* _THE DATA_
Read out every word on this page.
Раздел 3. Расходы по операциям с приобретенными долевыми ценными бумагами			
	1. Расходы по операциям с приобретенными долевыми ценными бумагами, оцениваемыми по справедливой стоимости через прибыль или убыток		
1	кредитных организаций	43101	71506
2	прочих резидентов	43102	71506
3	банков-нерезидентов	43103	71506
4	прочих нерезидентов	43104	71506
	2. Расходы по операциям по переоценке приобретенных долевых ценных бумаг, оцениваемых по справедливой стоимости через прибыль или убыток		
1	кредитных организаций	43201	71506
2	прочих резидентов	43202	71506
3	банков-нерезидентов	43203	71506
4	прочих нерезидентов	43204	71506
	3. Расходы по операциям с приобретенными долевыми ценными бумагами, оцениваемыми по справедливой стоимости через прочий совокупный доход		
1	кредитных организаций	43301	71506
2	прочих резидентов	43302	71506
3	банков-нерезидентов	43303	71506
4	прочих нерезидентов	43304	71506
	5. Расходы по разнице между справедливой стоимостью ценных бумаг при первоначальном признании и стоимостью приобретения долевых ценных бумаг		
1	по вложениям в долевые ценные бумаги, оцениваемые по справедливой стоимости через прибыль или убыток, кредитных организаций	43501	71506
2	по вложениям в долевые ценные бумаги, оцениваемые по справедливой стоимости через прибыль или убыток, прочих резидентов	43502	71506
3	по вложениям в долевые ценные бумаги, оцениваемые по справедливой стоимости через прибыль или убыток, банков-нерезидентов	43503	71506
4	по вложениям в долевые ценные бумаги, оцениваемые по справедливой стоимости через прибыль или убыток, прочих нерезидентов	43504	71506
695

* _EXERCISE INSTRUCTIONS_
Count each line where the string "операциям" occurs, and write only the number.

* _ANSWER FOR THE TASK_
4